## WHAT IS REQUIRED
Set down all of the entries word for word, omitting the images they contain.

——

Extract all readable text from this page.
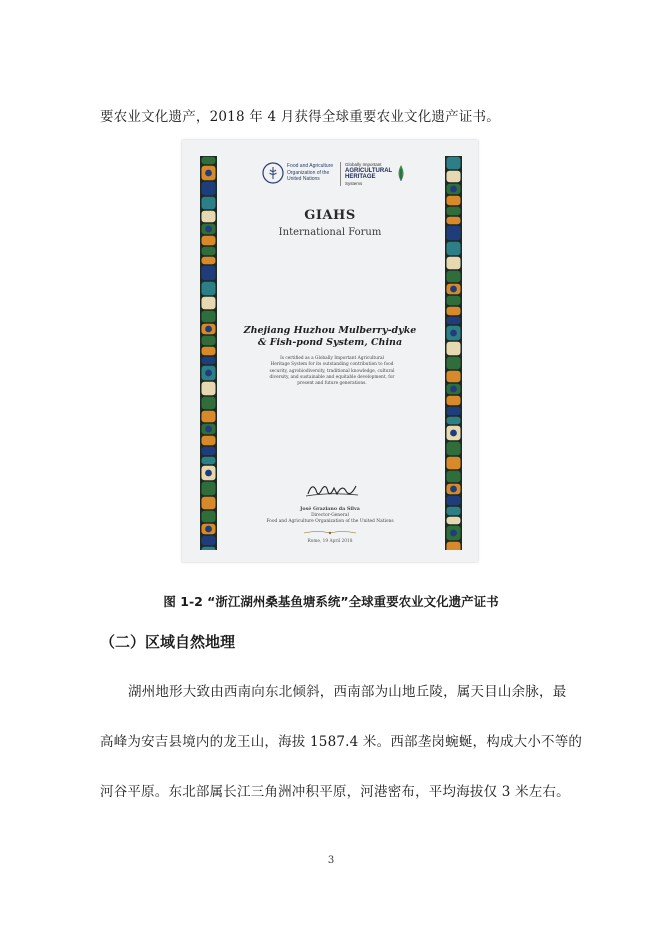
要农业文化遗产，2018 年 4 月获得全球重要农业文化遗产证书。
Food and Agriculture
Organization of the
United Nations
Globally Important
AGRICULTURAL
HERITAGE
Systems
GIAHS
International Forum
Zhejiang Huzhou Mulberry-dyke
& Fish-pond System, China
Is certified as a Globally Important Agricultural
Heritage System for its outstanding contribution to food
security, agrobiodiversity, traditional knowledge, cultural
diversity, and sustainable and equitable development, for
present and future generations.
José Graziano da Silva
Director-General
Food and Agriculture Organization of the United Nations
Rome, 19 April 2018
图 1-2 “浙江湖州桑基鱼塘系统”全球重要农业文化遗产证书
（二）区域自然地理
湖州地形大致由西南向东北倾斜，西南部为山地丘陵，属天目山余脉，最
高峰为安吉县境内的龙王山，海拔 1587.4 米。西部垄岗蜿蜒，构成大小不等的
河谷平原。东北部属长江三角洲冲积平原，河港密布，平均海拔仅 3 米左右。
3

——

## EXERCISE ANSWER
Extract all readable text from this page.
要农业文化遗产，2018 年 4 月获得全球重要农业文化遗产证书。
Food and Agriculture
Organization of the
United Nations
Globally Important
AGRICULTURAL
HERITAGE
Systems
GIAHS
International Forum
Zhejiang Huzhou Mulberry-dyke
& Fish-pond System, China
Is certified as a Globally Important Agricultural
Heritage System for its outstanding contribution to food
security, agrobiodiversity, traditional knowledge, cultural
diversity, and sustainable and equitable development, for
present and future generations.
José Graziano da Silva
Director-General
Food and Agriculture Organization of the United Nations
Rome, 19 April 2018
图 1-2 “浙江湖州桑基鱼塘系统”全球重要农业文化遗产证书
（二）区域自然地理
湖州地形大致由西南向东北倾斜，西南部为山地丘陵，属天目山余脉，最
高峰为安吉县境内的龙王山，海拔 1587.4 米。西部垄岗蜿蜒，构成大小不等的
河谷平原。东北部属长江三角洲冲积平原，河港密布，平均海拔仅 3 米左右。
3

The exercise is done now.